START

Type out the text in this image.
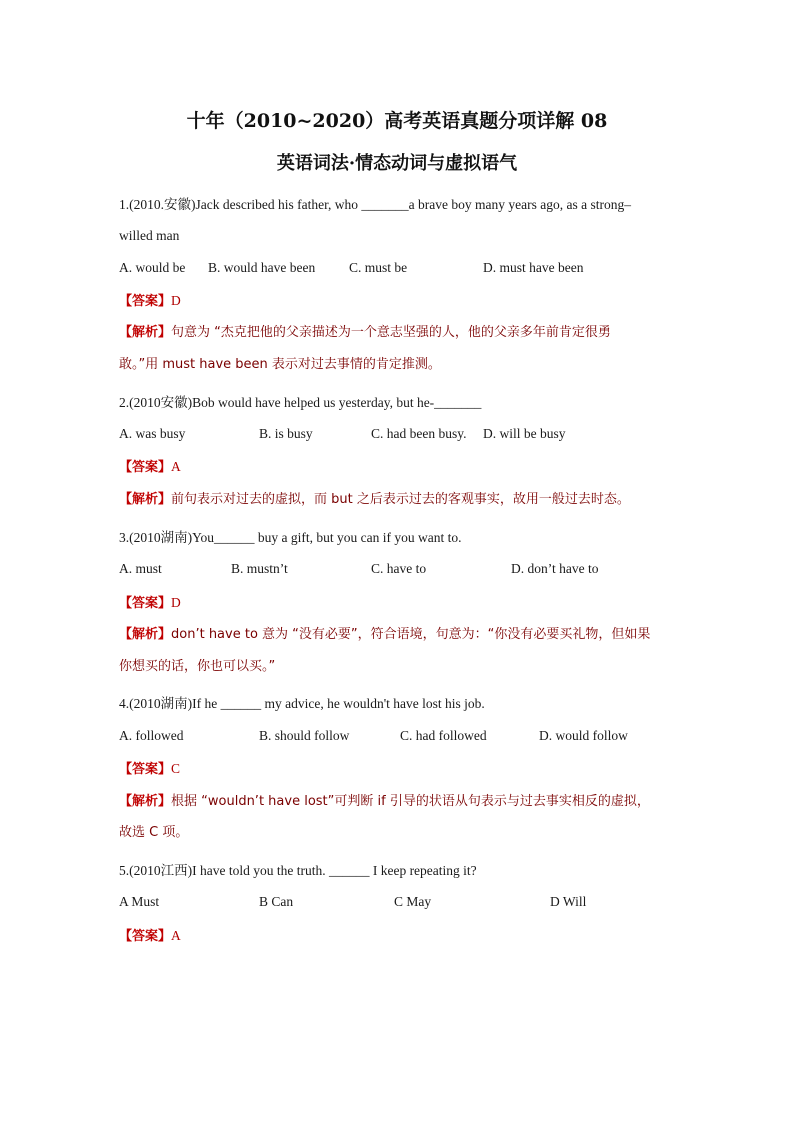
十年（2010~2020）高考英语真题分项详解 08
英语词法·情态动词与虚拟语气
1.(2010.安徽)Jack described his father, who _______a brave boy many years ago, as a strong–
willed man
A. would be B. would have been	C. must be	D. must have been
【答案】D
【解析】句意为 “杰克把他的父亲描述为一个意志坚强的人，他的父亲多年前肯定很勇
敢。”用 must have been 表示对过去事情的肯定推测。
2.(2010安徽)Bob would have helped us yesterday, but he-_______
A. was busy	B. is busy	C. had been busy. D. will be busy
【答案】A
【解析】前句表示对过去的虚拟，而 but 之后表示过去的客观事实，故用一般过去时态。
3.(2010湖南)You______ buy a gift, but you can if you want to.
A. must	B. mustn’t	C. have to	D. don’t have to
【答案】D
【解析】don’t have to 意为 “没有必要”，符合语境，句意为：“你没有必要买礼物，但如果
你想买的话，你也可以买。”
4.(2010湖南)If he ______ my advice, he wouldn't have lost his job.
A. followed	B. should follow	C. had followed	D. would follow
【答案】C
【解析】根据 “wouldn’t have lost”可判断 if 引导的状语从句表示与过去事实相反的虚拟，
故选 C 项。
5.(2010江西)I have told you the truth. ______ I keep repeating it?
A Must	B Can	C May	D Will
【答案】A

END

- _Instructions to follow_
Return the listing above word for word, with the pictures removed.

- _Finished exercise_
Type out the text in this image.
十年（2010~2020）高考英语真题分项详解 08
英语词法·情态动词与虚拟语气
1.(2010.安徽)Jack described his father, who _______a brave boy many years ago, as a strong–
willed man
A. would be B. would have been	C. must be	D. must have been
【答案】D
【解析】句意为 “杰克把他的父亲描述为一个意志坚强的人，他的父亲多年前肯定很勇
敢。”用 must have been 表示对过去事情的肯定推测。
2.(2010安徽)Bob would have helped us yesterday, but he-_______
A. was busy	B. is busy	C. had been busy. D. will be busy
【答案】A
【解析】前句表示对过去的虚拟，而 but 之后表示过去的客观事实，故用一般过去时态。
3.(2010湖南)You______ buy a gift, but you can if you want to.
A. must	B. mustn’t	C. have to	D. don’t have to
【答案】D
【解析】don’t have to 意为 “没有必要”，符合语境，句意为：“你没有必要买礼物，但如果
你想买的话，你也可以买。”
4.(2010湖南)If he ______ my advice, he wouldn't have lost his job.
A. followed	B. should follow	C. had followed	D. would follow
【答案】C
【解析】根据 “wouldn’t have lost”可判断 if 引导的状语从句表示与过去事实相反的虚拟，
故选 C 项。
5.(2010江西)I have told you the truth. ______ I keep repeating it?
A Must	B Can	C May	D Will
【答案】A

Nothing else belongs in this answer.